Work required:
Every line of the listing that holds the word "susceptible" should be returned.

(Beginning of Information given)

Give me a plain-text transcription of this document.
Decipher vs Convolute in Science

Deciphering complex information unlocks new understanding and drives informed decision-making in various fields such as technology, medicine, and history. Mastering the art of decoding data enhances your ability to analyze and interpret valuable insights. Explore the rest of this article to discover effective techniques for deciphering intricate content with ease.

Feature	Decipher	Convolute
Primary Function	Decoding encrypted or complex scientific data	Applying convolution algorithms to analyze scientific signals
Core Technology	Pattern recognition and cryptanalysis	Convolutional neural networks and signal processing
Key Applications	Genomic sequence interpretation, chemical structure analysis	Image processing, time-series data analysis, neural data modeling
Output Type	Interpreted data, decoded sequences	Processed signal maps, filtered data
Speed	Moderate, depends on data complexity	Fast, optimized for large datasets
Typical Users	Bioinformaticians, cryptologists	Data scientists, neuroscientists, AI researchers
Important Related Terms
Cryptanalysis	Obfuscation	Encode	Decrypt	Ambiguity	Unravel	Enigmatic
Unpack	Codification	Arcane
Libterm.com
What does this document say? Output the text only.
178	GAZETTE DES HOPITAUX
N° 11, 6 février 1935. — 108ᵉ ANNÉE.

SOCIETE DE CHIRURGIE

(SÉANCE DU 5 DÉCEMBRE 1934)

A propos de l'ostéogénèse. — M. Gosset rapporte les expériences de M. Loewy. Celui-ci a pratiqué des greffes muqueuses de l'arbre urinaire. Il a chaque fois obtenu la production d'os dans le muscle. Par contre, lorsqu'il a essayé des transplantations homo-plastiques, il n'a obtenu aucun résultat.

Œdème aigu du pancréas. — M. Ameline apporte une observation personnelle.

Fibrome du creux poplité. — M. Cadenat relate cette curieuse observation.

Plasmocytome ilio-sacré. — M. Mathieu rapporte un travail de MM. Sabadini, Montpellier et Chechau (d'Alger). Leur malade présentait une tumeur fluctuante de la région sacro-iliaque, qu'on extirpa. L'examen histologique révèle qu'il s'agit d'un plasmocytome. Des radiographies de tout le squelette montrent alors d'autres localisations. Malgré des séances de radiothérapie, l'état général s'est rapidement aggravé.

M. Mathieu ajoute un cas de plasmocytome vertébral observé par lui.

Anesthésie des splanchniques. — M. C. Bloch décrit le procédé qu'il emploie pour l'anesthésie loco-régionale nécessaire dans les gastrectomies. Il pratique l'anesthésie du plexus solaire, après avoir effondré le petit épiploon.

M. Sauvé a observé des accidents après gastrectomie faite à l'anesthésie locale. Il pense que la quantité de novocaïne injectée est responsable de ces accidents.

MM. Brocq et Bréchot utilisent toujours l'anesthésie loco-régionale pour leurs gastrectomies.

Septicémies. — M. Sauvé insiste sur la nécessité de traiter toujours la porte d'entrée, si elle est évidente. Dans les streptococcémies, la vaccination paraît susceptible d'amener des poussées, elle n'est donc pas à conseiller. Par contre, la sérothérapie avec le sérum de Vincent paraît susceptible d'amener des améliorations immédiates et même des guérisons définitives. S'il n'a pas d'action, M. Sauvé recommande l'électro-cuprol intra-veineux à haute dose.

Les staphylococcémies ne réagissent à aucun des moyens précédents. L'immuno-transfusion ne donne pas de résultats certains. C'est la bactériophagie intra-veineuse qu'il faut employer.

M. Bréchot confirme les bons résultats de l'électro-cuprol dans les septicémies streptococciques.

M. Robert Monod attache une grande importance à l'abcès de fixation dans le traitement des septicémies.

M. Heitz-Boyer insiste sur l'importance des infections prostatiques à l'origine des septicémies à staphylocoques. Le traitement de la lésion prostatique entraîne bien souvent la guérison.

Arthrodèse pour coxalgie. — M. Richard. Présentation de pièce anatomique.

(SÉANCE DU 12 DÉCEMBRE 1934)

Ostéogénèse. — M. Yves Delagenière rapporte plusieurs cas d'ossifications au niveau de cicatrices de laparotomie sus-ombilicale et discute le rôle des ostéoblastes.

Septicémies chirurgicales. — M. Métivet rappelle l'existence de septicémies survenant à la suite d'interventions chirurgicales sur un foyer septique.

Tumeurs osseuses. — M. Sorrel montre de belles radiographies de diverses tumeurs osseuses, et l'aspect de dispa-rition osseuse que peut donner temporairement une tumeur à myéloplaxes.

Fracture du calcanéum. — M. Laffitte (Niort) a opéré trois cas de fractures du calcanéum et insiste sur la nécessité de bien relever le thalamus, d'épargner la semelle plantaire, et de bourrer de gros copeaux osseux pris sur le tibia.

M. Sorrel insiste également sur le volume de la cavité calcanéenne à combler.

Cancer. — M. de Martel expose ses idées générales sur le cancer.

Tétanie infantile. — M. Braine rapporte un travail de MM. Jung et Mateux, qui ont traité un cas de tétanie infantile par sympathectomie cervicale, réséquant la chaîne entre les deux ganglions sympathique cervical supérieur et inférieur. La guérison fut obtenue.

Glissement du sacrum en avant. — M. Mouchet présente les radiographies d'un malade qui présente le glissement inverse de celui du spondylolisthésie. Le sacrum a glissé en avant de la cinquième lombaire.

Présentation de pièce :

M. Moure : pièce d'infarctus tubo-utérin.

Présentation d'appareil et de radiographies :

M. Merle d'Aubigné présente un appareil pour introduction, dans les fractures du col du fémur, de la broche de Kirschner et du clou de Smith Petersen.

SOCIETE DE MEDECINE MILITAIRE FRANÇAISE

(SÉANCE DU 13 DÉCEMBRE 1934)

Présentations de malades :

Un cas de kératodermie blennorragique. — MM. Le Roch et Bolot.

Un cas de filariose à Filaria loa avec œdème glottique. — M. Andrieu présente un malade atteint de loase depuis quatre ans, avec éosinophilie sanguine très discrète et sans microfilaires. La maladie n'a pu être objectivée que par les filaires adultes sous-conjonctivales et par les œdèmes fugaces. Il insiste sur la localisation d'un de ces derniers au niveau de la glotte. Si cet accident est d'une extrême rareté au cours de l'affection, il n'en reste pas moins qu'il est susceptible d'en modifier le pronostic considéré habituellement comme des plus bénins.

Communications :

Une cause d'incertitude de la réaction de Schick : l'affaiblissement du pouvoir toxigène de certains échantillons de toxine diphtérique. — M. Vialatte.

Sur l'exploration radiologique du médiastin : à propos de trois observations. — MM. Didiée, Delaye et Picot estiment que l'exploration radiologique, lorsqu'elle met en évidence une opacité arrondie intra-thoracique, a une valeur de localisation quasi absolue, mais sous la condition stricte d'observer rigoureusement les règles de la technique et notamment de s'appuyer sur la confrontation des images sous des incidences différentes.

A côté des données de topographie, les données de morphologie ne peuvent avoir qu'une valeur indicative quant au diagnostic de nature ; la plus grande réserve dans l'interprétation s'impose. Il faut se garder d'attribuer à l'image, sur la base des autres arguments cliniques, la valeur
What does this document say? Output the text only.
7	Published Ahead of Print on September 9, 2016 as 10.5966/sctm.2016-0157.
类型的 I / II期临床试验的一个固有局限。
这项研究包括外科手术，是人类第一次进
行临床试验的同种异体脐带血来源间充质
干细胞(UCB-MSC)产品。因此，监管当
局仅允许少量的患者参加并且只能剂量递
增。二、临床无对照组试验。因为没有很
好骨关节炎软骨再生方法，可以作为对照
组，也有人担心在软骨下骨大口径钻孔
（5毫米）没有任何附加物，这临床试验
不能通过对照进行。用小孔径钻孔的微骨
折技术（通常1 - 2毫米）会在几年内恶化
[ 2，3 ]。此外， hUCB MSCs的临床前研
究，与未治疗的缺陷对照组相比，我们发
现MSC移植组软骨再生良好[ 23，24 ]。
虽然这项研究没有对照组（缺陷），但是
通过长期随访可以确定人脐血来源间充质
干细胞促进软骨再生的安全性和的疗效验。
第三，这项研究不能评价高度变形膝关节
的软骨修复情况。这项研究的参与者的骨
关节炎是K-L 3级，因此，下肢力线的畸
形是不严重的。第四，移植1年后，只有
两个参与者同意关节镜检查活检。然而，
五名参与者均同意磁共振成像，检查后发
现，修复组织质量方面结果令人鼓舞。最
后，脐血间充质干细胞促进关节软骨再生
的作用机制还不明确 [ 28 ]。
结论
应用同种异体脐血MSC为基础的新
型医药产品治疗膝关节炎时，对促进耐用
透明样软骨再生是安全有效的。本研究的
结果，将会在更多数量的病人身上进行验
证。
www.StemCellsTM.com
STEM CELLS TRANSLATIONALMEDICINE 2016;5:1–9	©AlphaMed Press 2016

(End of Information given)

Exercise output:
Septicémies. — M. Sauvé insiste sur la nécessité de traiter toujours la porte d'entrée, si elle est évidente. Dans les streptococcémies, la vaccination paraît susceptible d'amener des poussées, elle n'est donc pas à conseiller. Par contre, la sérothérapie avec le sérum de Vincent paraît susceptible d'amener des améliorations immédiates et même des guérisons définitives. S'il n'a pas d'action, M. Sauvé recommande l'électro-cuprol intra-veineux à haute dose.
Un cas de filariose à Filaria loa avec œdème glottique. — M. Andrieu présente un malade atteint de loase depuis quatre ans, avec éosinophilie sanguine très discrète et sans microfilaires. La maladie n'a pu être objectivée que par les filaires adultes sous-conjonctivales et par les œdèmes fugaces. Il insiste sur la localisation d'un de ces derniers au niveau de la glotte. Si cet accident est d'une extrême rareté au cours de l'affection, il n'en reste pas moins qu'il est susceptible d'en modifier le pronostic considéré habituellement comme des plus bénins.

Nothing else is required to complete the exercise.